══ Data rows ══

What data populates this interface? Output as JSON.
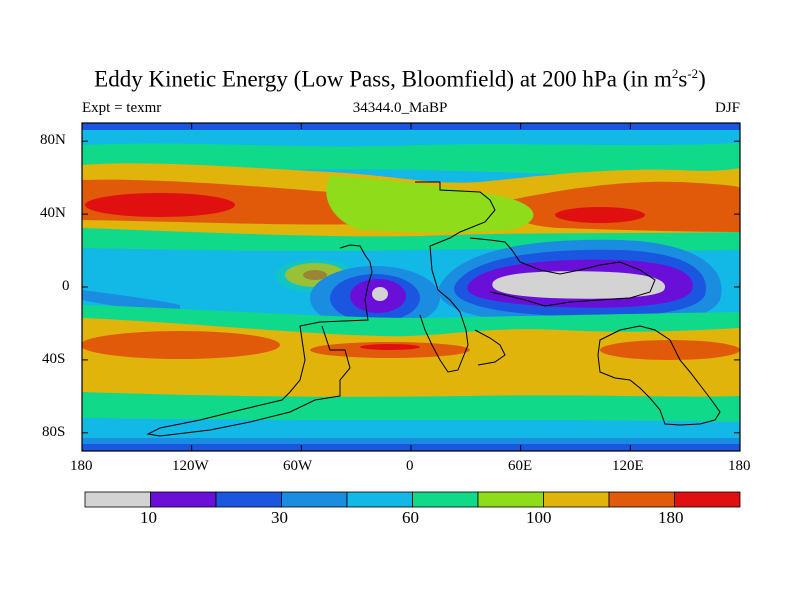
{
  "chart_data": {
    "type": "heatmap",
    "title": {
      "main": "Eddy Kinetic Energy (Low Pass, Bloomfield) at 200 hPa (in m",
      "sup1": "2",
      "mid": "s",
      "sup2": "-2",
      "end": ")"
    },
    "subtitle_left": "Expt = texmr",
    "subtitle_center": "34344.0_MaBP",
    "subtitle_right": "DJF",
    "x_ticks": [
      "180",
      "120W",
      "60W",
      "0",
      "60E",
      "120E",
      "180"
    ],
    "y_ticks": [
      "80N",
      "40N",
      "0",
      "40S",
      "80S"
    ],
    "colorbar_labels": [
      "10",
      "30",
      "60",
      "100",
      "180"
    ],
    "levels": [
      "0-10",
      "10-20",
      "20-30",
      "30-45",
      "45-60",
      "60-80",
      "80-100",
      "100-140",
      "140-180",
      ">180"
    ],
    "colors": [
      "#d3d3d3",
      "#6a0fd8",
      "#1a56e0",
      "#1a8de0",
      "#12b8e6",
      "#11d98a",
      "#8fdc1a",
      "#e0b40a",
      "#e05a0a",
      "#e01010"
    ],
    "xlim": [
      -180,
      180
    ],
    "ylim": [
      -90,
      90
    ],
    "grid": false
  }
}
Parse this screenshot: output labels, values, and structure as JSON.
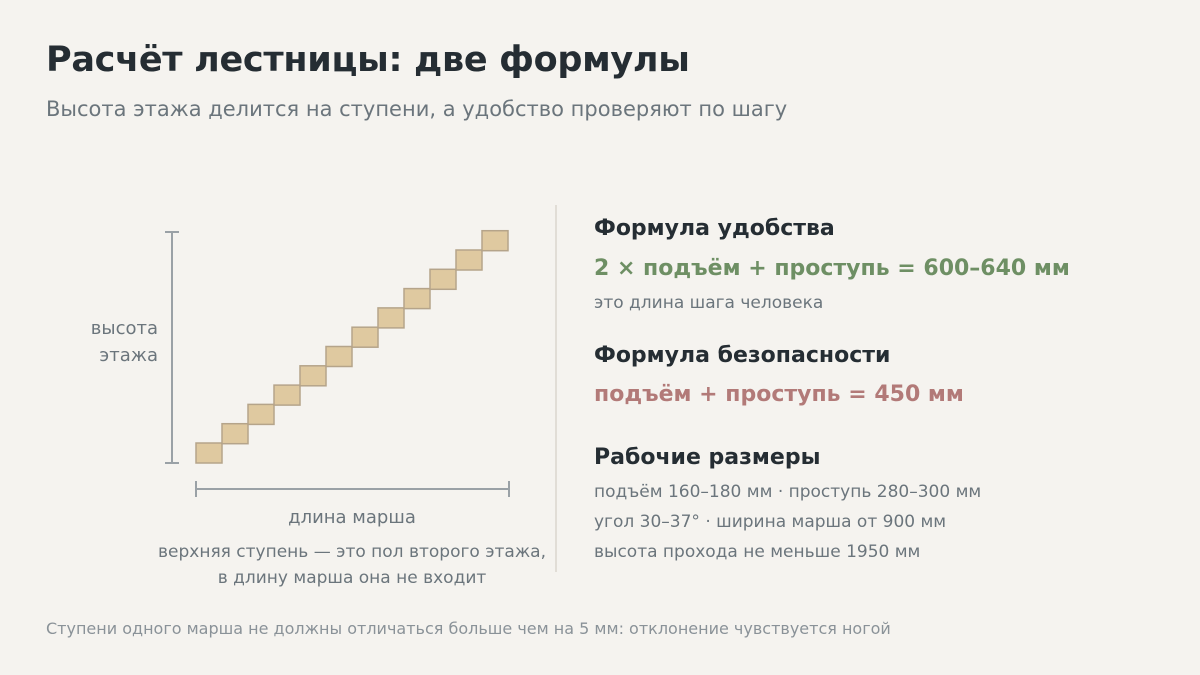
{
  "header": {
    "title": "Расчёт лестницы: две формулы",
    "subtitle": "Высота этажа делится на ступени, а удобство проверяют по шагу"
  },
  "diagram": {
    "height_label_line1": "высота",
    "height_label_line2": "этажа",
    "length_label": "длина марша",
    "note_line1": "верхняя ступень — это пол второго этажа,",
    "note_line2": "в длину марша она не входит",
    "step_count": 12,
    "colors": {
      "step_fill": "#dfc9a0",
      "step_stroke": "#b5a48a",
      "dimension_line": "#9aa1a6"
    }
  },
  "comfort": {
    "heading": "Формула удобства",
    "formula": "2 × подъём + проступь = 600–640 мм",
    "note": "это длина шага человека",
    "color": "#6e8f64"
  },
  "safety": {
    "heading": "Формула безопасности",
    "formula": "подъём + проступь = 450 мм",
    "color": "#b27a78"
  },
  "sizes": {
    "heading": "Рабочие размеры",
    "lines": [
      "подъём 160–180 мм · проступь 280–300 мм",
      "угол 30–37° · ширина марша от 900 мм",
      "высота прохода не меньше 1950 мм"
    ]
  },
  "footer": "Ступени одного марша не должны отличаться больше чем на 5 мм: отклонение чувствуется ногой"
}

═══

Task:
Set the data above down again exactly as given, with no pictures.

Solution to this exercise:
What data populates this interface? Output as JSON.
{
  "chart_data": {
    "type": "heatmap",
    "title": {
      "main": "Eddy Kinetic Energy (Low Pass, Bloomfield) at 200 hPa (in m",
      "sup1": "2",
      "mid": "s",
      "sup2": "-2",
      "end": ")"
    },
    "subtitle_left": "Expt = texmr",
    "subtitle_center": "34344.0_MaBP",
    "subtitle_right": "DJF",
    "x_ticks": [
      "180",
      "120W",
      "60W",
      "0",
      "60E",
      "120E",
      "180"
    ],
    "y_ticks": [
      "80N",
      "40N",
      "0",
      "40S",
      "80S"
    ],
    "colorbar_labels": [
      "10",
      "30",
      "60",
      "100",
      "180"
    ],
    "levels": [
      "0-10",
      "10-20",
      "20-30",
      "30-45",
      "45-60",
      "60-80",
      "80-100",
      "100-140",
      "140-180",
      ">180"
    ],
    "colors": [
      "#d3d3d3",
      "#6a0fd8",
      "#1a56e0",
      "#1a8de0",
      "#12b8e6",
      "#11d98a",
      "#8fdc1a",
      "#e0b40a",
      "#e05a0a",
      "#e01010"
    ],
    "xlim": [
      -180,
      180
    ],
    "ylim": [
      -90,
      90
    ],
    "grid": false
  }
}
Parse this screenshot: output labels, values, and structure as JSON.
{
  "header": {
    "title": "Расчёт лестницы: две формулы",
    "subtitle": "Высота этажа делится на ступени, а удобство проверяют по шагу"
  },
  "diagram": {
    "height_label_line1": "высота",
    "height_label_line2": "этажа",
    "length_label": "длина марша",
    "note_line1": "верхняя ступень — это пол второго этажа,",
    "note_line2": "в длину марша она не входит",
    "step_count": 12,
    "colors": {
      "step_fill": "#dfc9a0",
      "step_stroke": "#b5a48a",
      "dimension_line": "#9aa1a6"
    }
  },
  "comfort": {
    "heading": "Формула удобства",
    "formula": "2 × подъём + проступь = 600–640 мм",
    "note": "это длина шага человека",
    "color": "#6e8f64"
  },
  "safety": {
    "heading": "Формула безопасности",
    "formula": "подъём + проступь = 450 мм",
    "color": "#b27a78"
  },
  "sizes": {
    "heading": "Рабочие размеры",
    "lines": [
      "подъём 160–180 мм · проступь 280–300 мм",
      "угол 30–37° · ширина марша от 900 мм",
      "высота прохода не меньше 1950 мм"
    ]
  },
  "footer": "Ступени одного марша не должны отличаться больше чем на 5 мм: отклонение чувствуется ногой"
}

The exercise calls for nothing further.